▶ _Records to use_
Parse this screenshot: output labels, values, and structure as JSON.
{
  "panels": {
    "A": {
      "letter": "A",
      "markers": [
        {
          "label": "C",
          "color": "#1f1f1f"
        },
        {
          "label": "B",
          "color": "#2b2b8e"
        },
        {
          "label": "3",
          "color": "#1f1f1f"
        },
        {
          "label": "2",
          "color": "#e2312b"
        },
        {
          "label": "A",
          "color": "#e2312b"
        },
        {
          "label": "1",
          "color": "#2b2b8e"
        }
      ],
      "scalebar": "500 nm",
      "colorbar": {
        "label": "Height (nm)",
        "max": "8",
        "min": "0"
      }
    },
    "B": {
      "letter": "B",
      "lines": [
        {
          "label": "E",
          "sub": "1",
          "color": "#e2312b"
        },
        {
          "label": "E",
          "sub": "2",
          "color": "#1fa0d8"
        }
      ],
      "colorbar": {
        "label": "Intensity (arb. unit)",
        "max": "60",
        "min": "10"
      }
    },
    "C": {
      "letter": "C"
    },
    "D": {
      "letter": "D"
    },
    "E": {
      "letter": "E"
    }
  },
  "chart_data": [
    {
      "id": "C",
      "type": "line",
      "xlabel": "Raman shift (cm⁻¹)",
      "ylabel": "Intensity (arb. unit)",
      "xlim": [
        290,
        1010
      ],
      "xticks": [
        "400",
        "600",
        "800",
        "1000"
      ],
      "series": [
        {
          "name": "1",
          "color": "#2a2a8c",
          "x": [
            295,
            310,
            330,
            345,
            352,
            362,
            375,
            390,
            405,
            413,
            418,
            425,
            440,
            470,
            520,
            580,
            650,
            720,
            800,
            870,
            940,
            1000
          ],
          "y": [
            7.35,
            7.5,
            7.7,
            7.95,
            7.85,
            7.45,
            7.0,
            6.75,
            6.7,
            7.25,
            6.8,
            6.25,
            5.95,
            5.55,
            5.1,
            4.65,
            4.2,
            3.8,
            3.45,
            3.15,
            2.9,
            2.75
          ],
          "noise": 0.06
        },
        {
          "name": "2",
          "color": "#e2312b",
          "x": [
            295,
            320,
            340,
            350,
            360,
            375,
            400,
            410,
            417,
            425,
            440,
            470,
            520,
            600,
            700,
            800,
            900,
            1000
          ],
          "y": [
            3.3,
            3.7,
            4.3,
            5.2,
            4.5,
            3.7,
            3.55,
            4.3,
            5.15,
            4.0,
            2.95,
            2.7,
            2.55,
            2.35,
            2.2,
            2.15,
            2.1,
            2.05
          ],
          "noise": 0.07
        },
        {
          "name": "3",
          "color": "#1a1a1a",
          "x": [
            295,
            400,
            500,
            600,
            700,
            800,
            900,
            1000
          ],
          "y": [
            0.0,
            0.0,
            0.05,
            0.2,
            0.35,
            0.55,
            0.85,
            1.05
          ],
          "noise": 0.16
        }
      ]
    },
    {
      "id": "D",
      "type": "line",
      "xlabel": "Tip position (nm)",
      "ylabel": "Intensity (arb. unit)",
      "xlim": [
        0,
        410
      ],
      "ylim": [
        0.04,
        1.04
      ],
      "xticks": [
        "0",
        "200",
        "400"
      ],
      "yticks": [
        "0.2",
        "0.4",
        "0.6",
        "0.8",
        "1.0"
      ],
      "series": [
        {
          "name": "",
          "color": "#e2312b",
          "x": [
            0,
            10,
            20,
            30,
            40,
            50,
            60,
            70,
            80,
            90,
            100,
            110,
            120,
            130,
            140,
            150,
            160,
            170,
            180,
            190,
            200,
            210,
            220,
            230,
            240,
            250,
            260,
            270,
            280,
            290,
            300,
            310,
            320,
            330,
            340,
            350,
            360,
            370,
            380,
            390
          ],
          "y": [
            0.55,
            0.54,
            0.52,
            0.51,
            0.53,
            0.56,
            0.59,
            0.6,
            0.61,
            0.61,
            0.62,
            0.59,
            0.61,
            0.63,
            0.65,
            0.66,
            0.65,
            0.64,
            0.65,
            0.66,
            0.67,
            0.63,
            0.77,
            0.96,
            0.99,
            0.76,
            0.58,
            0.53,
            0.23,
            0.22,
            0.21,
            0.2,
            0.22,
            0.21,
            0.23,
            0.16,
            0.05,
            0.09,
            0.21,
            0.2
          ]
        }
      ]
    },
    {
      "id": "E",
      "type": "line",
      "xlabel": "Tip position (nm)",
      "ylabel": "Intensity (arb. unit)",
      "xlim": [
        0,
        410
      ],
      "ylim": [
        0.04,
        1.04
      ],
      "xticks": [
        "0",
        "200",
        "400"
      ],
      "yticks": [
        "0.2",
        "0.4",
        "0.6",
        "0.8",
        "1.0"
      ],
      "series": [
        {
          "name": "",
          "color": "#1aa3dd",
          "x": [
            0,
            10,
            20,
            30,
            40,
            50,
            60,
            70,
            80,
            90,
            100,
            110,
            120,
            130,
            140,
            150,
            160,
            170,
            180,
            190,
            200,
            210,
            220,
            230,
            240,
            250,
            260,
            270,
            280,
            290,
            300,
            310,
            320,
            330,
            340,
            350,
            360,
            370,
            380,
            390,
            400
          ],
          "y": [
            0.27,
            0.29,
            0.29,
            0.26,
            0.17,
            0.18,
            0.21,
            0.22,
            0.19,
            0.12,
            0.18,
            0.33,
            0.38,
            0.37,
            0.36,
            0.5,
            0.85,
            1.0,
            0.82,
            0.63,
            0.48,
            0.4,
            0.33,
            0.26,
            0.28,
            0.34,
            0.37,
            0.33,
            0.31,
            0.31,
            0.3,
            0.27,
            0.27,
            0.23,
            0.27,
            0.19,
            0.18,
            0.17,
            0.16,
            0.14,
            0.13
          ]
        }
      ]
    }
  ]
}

▶ _What you have to do_
Reproduce the full set of records precisely.

▶ _Answer to this exercise_
Parse this screenshot: output labels, values, and structure as JSON.
{
  "panels": {
    "A": {
      "letter": "A",
      "markers": [
        {
          "label": "C",
          "color": "#1f1f1f"
        },
        {
          "label": "B",
          "color": "#2b2b8e"
        },
        {
          "label": "3",
          "color": "#1f1f1f"
        },
        {
          "label": "2",
          "color": "#e2312b"
        },
        {
          "label": "A",
          "color": "#e2312b"
        },
        {
          "label": "1",
          "color": "#2b2b8e"
        }
      ],
      "scalebar": "500 nm",
      "colorbar": {
        "label": "Height (nm)",
        "max": "8",
        "min": "0"
      }
    },
    "B": {
      "letter": "B",
      "lines": [
        {
          "label": "E",
          "sub": "1",
          "color": "#e2312b"
        },
        {
          "label": "E",
          "sub": "2",
          "color": "#1fa0d8"
        }
      ],
      "colorbar": {
        "label": "Intensity (arb. unit)",
        "max": "60",
        "min": "10"
      }
    },
    "C": {
      "letter": "C"
    },
    "D": {
      "letter": "D"
    },
    "E": {
      "letter": "E"
    }
  },
  "chart_data": [
    {
      "id": "C",
      "type": "line",
      "xlabel": "Raman shift (cm⁻¹)",
      "ylabel": "Intensity (arb. unit)",
      "xlim": [
        290,
        1010
      ],
      "xticks": [
        "400",
        "600",
        "800",
        "1000"
      ],
      "series": [
        {
          "name": "1",
          "color": "#2a2a8c",
          "x": [
            295,
            310,
            330,
            345,
            352,
            362,
            375,
            390,
            405,
            413,
            418,
            425,
            440,
            470,
            520,
            580,
            650,
            720,
            800,
            870,
            940,
            1000
          ],
          "y": [
            7.35,
            7.5,
            7.7,
            7.95,
            7.85,
            7.45,
            7.0,
            6.75,
            6.7,
            7.25,
            6.8,
            6.25,
            5.95,
            5.55,
            5.1,
            4.65,
            4.2,
            3.8,
            3.45,
            3.15,
            2.9,
            2.75
          ],
          "noise": 0.06
        },
        {
          "name": "2",
          "color": "#e2312b",
          "x": [
            295,
            320,
            340,
            350,
            360,
            375,
            400,
            410,
            417,
            425,
            440,
            470,
            520,
            600,
            700,
            800,
            900,
            1000
          ],
          "y": [
            3.3,
            3.7,
            4.3,
            5.2,
            4.5,
            3.7,
            3.55,
            4.3,
            5.15,
            4.0,
            2.95,
            2.7,
            2.55,
            2.35,
            2.2,
            2.15,
            2.1,
            2.05
          ],
          "noise": 0.07
        },
        {
          "name": "3",
          "color": "#1a1a1a",
          "x": [
            295,
            400,
            500,
            600,
            700,
            800,
            900,
            1000
          ],
          "y": [
            0.0,
            0.0,
            0.05,
            0.2,
            0.35,
            0.55,
            0.85,
            1.05
          ],
          "noise": 0.16
        }
      ]
    },
    {
      "id": "D",
      "type": "line",
      "xlabel": "Tip position (nm)",
      "ylabel": "Intensity (arb. unit)",
      "xlim": [
        0,
        410
      ],
      "ylim": [
        0.04,
        1.04
      ],
      "xticks": [
        "0",
        "200",
        "400"
      ],
      "yticks": [
        "0.2",
        "0.4",
        "0.6",
        "0.8",
        "1.0"
      ],
      "series": [
        {
          "name": "",
          "color": "#e2312b",
          "x": [
            0,
            10,
            20,
            30,
            40,
            50,
            60,
            70,
            80,
            90,
            100,
            110,
            120,
            130,
            140,
            150,
            160,
            170,
            180,
            190,
            200,
            210,
            220,
            230,
            240,
            250,
            260,
            270,
            280,
            290,
            300,
            310,
            320,
            330,
            340,
            350,
            360,
            370,
            380,
            390
          ],
          "y": [
            0.55,
            0.54,
            0.52,
            0.51,
            0.53,
            0.56,
            0.59,
            0.6,
            0.61,
            0.61,
            0.62,
            0.59,
            0.61,
            0.63,
            0.65,
            0.66,
            0.65,
            0.64,
            0.65,
            0.66,
            0.67,
            0.63,
            0.77,
            0.96,
            0.99,
            0.76,
            0.58,
            0.53,
            0.23,
            0.22,
            0.21,
            0.2,
            0.22,
            0.21,
            0.23,
            0.16,
            0.05,
            0.09,
            0.21,
            0.2
          ]
        }
      ]
    },
    {
      "id": "E",
      "type": "line",
      "xlabel": "Tip position (nm)",
      "ylabel": "Intensity (arb. unit)",
      "xlim": [
        0,
        410
      ],
      "ylim": [
        0.04,
        1.04
      ],
      "xticks": [
        "0",
        "200",
        "400"
      ],
      "yticks": [
        "0.2",
        "0.4",
        "0.6",
        "0.8",
        "1.0"
      ],
      "series": [
        {
          "name": "",
          "color": "#1aa3dd",
          "x": [
            0,
            10,
            20,
            30,
            40,
            50,
            60,
            70,
            80,
            90,
            100,
            110,
            120,
            130,
            140,
            150,
            160,
            170,
            180,
            190,
            200,
            210,
            220,
            230,
            240,
            250,
            260,
            270,
            280,
            290,
            300,
            310,
            320,
            330,
            340,
            350,
            360,
            370,
            380,
            390,
            400
          ],
          "y": [
            0.27,
            0.29,
            0.29,
            0.26,
            0.17,
            0.18,
            0.21,
            0.22,
            0.19,
            0.12,
            0.18,
            0.33,
            0.38,
            0.37,
            0.36,
            0.5,
            0.85,
            1.0,
            0.82,
            0.63,
            0.48,
            0.4,
            0.33,
            0.26,
            0.28,
            0.34,
            0.37,
            0.33,
            0.31,
            0.31,
            0.3,
            0.27,
            0.27,
            0.23,
            0.27,
            0.19,
            0.18,
            0.17,
            0.16,
            0.14,
            0.13
          ]
        }
      ]
    }
  ]
}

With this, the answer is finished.